#### TASK INSTRUCTIONS
Transcribe all the entries word for word, but omit the images.

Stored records
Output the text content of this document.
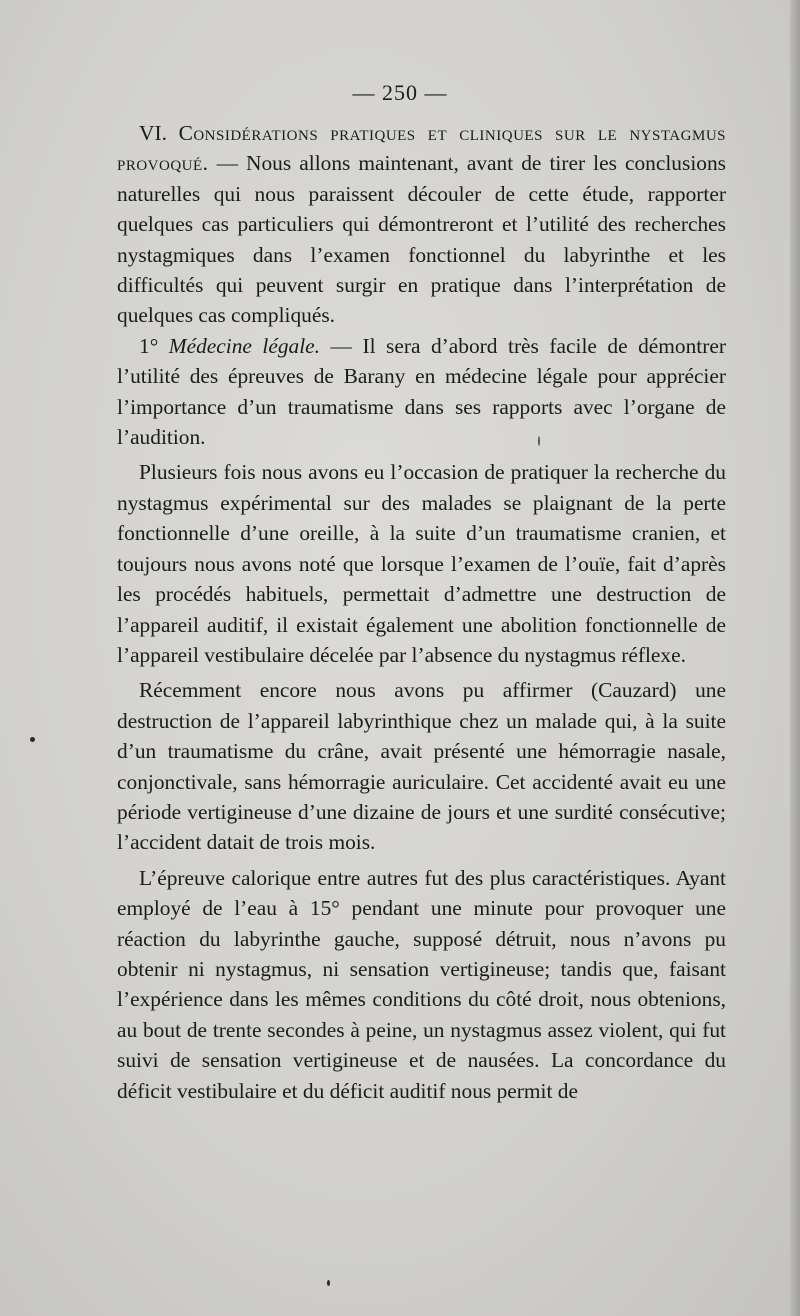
— 250 —

VI. Considérations pratiques et cliniques sur le nystagmus provoqué. — Nous allons maintenant, avant de tirer les conclusions naturelles qui nous paraissent découler de cette étude, rapporter quelques cas particuliers qui démontreront et l’utilité des recherches nystagmiques dans l’examen fonctionnel du labyrinthe et les difficultés qui peuvent surgir en pratique dans l’interprétation de quelques cas compliqués.

1° Médecine légale. — Il sera d’abord très facile de démontrer l’utilité des épreuves de Barany en médecine légale pour apprécier l’importance d’un traumatisme dans ses rapports avec l’organe de l’audition.

Plusieurs fois nous avons eu l’occasion de pratiquer la recherche du nystagmus expérimental sur des malades se plaignant de la perte fonctionnelle d’une oreille, à la suite d’un traumatisme cranien, et toujours nous avons noté que lorsque l’examen de l’ouïe, fait d’après les procédés habituels, permettait d’admettre une destruction de l’appareil auditif, il existait également une abolition fonctionnelle de l’appareil vestibulaire décelée par l’absence du nystagmus réflexe.

Récemment encore nous avons pu affirmer (Cauzard) une destruction de l’appareil labyrinthique chez un malade qui, à la suite d’un traumatisme du crâne, avait présenté une hémorragie nasale, conjonctivale, sans hémorragie auriculaire. Cet accidenté avait eu une période vertigineuse d’une dizaine de jours et une surdité consécutive; l’accident datait de trois mois.

L’épreuve calorique entre autres fut des plus caractéristiques. Ayant employé de l’eau à 15° pendant une minute pour provoquer une réaction du labyrinthe gauche, supposé détruit, nous n’avons pu obtenir ni nystagmus, ni sensation vertigineuse; tandis que, faisant l’expérience dans les mêmes conditions du côté droit, nous obtenions, au bout de trente secondes à peine, un nystagmus assez violent, qui fut suivi de sensation vertigineuse et de nausées. La concordance du déficit vestibulaire et du déficit auditif nous permit de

#### ANSWER IN FULL
Output the text content of this document.
— 250 —

VI. Considérations pratiques et cliniques sur le nystagmus provoqué. — Nous allons maintenant, avant de tirer les conclusions naturelles qui nous paraissent découler de cette étude, rapporter quelques cas particuliers qui démontreront et l’utilité des recherches nystagmiques dans l’examen fonctionnel du labyrinthe et les difficultés qui peuvent surgir en pratique dans l’interprétation de quelques cas compliqués.

1° Médecine légale. — Il sera d’abord très facile de démontrer l’utilité des épreuves de Barany en médecine légale pour apprécier l’importance d’un traumatisme dans ses rapports avec l’organe de l’audition.

Plusieurs fois nous avons eu l’occasion de pratiquer la recherche du nystagmus expérimental sur des malades se plaignant de la perte fonctionnelle d’une oreille, à la suite d’un traumatisme cranien, et toujours nous avons noté que lorsque l’examen de l’ouïe, fait d’après les procédés habituels, permettait d’admettre une destruction de l’appareil auditif, il existait également une abolition fonctionnelle de l’appareil vestibulaire décelée par l’absence du nystagmus réflexe.

Récemment encore nous avons pu affirmer (Cauzard) une destruction de l’appareil labyrinthique chez un malade qui, à la suite d’un traumatisme du crâne, avait présenté une hémorragie nasale, conjonctivale, sans hémorragie auriculaire. Cet accidenté avait eu une période vertigineuse d’une dizaine de jours et une surdité consécutive; l’accident datait de trois mois.

L’épreuve calorique entre autres fut des plus caractéristiques. Ayant employé de l’eau à 15° pendant une minute pour provoquer une réaction du labyrinthe gauche, supposé détruit, nous n’avons pu obtenir ni nystagmus, ni sensation vertigineuse; tandis que, faisant l’expérience dans les mêmes conditions du côté droit, nous obtenions, au bout de trente secondes à peine, un nystagmus assez violent, qui fut suivi de sensation vertigineuse et de nausées. La concordance du déficit vestibulaire et du déficit auditif nous permit de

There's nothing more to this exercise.